Requirement
Reproduce all entries precisely, down to the last character.
### Input ###
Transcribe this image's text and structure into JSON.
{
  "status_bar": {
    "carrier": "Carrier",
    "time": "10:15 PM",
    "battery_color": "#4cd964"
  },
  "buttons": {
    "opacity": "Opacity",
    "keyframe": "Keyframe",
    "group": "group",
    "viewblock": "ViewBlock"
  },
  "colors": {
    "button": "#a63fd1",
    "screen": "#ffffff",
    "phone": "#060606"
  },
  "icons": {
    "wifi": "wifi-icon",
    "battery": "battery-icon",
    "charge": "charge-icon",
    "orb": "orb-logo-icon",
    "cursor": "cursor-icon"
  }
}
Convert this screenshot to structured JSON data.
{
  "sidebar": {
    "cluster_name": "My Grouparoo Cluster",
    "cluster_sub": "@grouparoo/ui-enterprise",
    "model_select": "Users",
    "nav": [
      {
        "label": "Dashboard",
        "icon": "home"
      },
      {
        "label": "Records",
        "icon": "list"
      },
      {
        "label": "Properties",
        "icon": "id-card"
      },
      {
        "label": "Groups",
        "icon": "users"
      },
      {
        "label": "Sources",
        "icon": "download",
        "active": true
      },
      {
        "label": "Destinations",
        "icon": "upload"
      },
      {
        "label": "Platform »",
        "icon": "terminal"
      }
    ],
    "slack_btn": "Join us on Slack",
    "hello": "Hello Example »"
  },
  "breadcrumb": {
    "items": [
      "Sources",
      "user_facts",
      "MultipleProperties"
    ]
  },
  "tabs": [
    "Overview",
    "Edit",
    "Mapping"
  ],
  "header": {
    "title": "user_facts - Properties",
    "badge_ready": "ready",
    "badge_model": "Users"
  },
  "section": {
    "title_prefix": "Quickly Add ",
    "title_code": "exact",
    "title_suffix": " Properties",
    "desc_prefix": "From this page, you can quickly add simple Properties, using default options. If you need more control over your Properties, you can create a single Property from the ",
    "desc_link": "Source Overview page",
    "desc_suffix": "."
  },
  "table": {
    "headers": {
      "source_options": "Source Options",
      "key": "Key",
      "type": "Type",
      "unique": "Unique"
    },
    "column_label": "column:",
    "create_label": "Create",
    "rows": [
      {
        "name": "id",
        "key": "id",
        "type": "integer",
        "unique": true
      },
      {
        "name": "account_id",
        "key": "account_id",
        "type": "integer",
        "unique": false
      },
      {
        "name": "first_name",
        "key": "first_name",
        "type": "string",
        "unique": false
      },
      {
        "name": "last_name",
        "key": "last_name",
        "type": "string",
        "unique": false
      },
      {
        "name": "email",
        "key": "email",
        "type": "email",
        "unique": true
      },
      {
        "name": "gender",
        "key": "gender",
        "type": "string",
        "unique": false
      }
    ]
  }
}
###
Output for this task
Transcribe this image's text and structure into JSON.
{
  "status_bar": {
    "carrier": "Carrier",
    "time": "10:15 PM",
    "battery_color": "#4cd964"
  },
  "buttons": {
    "opacity": "Opacity",
    "keyframe": "Keyframe",
    "group": "group",
    "viewblock": "ViewBlock"
  },
  "colors": {
    "button": "#a63fd1",
    "screen": "#ffffff",
    "phone": "#060606"
  },
  "icons": {
    "wifi": "wifi-icon",
    "battery": "battery-icon",
    "charge": "charge-icon",
    "orb": "orb-logo-icon",
    "cursor": "cursor-icon"
  }
}
Convert this screenshot to structured JSON data.
{
  "sidebar": {
    "cluster_name": "My Grouparoo Cluster",
    "cluster_sub": "@grouparoo/ui-enterprise",
    "model_select": "Users",
    "nav": [
      {
        "label": "Dashboard",
        "icon": "home"
      },
      {
        "label": "Records",
        "icon": "list"
      },
      {
        "label": "Properties",
        "icon": "id-card"
      },
      {
        "label": "Groups",
        "icon": "users"
      },
      {
        "label": "Sources",
        "icon": "download",
        "active": true
      },
      {
        "label": "Destinations",
        "icon": "upload"
      },
      {
        "label": "Platform »",
        "icon": "terminal"
      }
    ],
    "slack_btn": "Join us on Slack",
    "hello": "Hello Example »"
  },
  "breadcrumb": {
    "items": [
      "Sources",
      "user_facts",
      "MultipleProperties"
    ]
  },
  "tabs": [
    "Overview",
    "Edit",
    "Mapping"
  ],
  "header": {
    "title": "user_facts - Properties",
    "badge_ready": "ready",
    "badge_model": "Users"
  },
  "section": {
    "title_prefix": "Quickly Add ",
    "title_code": "exact",
    "title_suffix": " Properties",
    "desc_prefix": "From this page, you can quickly add simple Properties, using default options. If you need more control over your Properties, you can create a single Property from the ",
    "desc_link": "Source Overview page",
    "desc_suffix": "."
  },
  "table": {
    "headers": {
      "source_options": "Source Options",
      "key": "Key",
      "type": "Type",
      "unique": "Unique"
    },
    "column_label": "column:",
    "create_label": "Create",
    "rows": [
      {
        "name": "id",
        "key": "id",
        "type": "integer",
        "unique": true
      },
      {
        "name": "account_id",
        "key": "account_id",
        "type": "integer",
        "unique": false
      },
      {
        "name": "first_name",
        "key": "first_name",
        "type": "string",
        "unique": false
      },
      {
        "name": "last_name",
        "key": "last_name",
        "type": "string",
        "unique": false
      },
      {
        "name": "email",
        "key": "email",
        "type": "email",
        "unique": true
      },
      {
        "name": "gender",
        "key": "gender",
        "type": "string",
        "unique": false
      }
    ]
  }
}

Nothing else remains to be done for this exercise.